# Given exercise:
From the entries below, tally how many lines contain "不互为相反数" and report only that figure.

[start Data supplied]

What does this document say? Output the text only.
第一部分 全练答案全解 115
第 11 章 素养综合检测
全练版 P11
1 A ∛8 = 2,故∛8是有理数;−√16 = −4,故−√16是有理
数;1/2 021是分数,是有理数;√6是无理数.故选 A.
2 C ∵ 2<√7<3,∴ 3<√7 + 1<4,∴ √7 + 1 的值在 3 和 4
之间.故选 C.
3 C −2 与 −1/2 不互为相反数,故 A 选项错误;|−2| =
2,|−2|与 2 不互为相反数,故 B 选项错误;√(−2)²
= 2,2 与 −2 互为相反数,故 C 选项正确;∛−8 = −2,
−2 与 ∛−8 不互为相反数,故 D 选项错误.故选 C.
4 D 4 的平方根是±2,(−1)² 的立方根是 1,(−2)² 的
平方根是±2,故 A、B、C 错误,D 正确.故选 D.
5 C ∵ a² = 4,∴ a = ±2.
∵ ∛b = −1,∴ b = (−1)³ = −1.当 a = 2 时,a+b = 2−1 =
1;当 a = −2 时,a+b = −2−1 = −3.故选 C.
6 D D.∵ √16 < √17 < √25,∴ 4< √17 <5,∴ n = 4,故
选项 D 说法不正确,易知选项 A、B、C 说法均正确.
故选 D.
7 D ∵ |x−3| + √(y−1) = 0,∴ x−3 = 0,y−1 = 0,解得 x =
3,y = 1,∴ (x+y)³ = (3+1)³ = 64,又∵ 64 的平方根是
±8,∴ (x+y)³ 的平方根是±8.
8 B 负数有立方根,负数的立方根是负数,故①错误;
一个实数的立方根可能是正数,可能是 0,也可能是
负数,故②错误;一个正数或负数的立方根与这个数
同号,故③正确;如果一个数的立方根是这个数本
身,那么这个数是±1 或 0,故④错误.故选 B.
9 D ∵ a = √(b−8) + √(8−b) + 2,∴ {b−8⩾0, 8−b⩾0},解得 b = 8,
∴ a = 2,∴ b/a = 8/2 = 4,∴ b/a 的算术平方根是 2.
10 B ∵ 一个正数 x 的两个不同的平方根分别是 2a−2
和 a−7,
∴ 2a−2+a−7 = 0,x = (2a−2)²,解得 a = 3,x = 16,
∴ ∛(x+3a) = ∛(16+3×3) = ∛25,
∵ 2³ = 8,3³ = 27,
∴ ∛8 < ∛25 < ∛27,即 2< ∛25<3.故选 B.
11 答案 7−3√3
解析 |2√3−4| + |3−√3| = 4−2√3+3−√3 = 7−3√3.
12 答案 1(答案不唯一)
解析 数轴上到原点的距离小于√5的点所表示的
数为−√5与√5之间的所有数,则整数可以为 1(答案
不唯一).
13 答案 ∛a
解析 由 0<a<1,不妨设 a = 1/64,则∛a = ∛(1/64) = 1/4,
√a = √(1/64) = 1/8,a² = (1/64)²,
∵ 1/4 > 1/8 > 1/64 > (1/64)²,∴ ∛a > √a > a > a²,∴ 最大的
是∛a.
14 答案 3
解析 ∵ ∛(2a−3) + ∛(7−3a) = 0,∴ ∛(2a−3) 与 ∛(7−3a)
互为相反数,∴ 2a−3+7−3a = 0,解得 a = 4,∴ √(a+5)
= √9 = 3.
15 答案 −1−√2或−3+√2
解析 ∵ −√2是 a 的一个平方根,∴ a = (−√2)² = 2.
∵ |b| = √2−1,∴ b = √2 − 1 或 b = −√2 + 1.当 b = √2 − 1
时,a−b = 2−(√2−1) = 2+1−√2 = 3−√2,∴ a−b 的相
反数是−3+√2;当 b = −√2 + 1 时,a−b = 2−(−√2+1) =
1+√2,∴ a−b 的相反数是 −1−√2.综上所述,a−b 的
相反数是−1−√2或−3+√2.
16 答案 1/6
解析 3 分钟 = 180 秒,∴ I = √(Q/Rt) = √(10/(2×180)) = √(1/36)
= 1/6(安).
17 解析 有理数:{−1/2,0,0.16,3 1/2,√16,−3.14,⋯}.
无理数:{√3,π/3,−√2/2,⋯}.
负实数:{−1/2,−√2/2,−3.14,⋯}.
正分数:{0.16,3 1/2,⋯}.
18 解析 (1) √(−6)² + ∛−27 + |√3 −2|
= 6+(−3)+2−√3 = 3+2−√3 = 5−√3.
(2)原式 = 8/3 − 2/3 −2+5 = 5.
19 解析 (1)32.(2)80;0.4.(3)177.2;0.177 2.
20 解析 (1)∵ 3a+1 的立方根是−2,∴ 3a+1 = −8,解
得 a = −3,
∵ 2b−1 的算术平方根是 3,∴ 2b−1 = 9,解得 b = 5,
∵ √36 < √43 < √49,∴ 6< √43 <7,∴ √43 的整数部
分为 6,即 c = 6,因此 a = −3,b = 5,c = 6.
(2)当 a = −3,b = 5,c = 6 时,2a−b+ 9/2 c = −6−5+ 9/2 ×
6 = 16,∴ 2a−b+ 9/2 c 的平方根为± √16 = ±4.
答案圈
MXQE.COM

[end Data supplied]

# Response:
3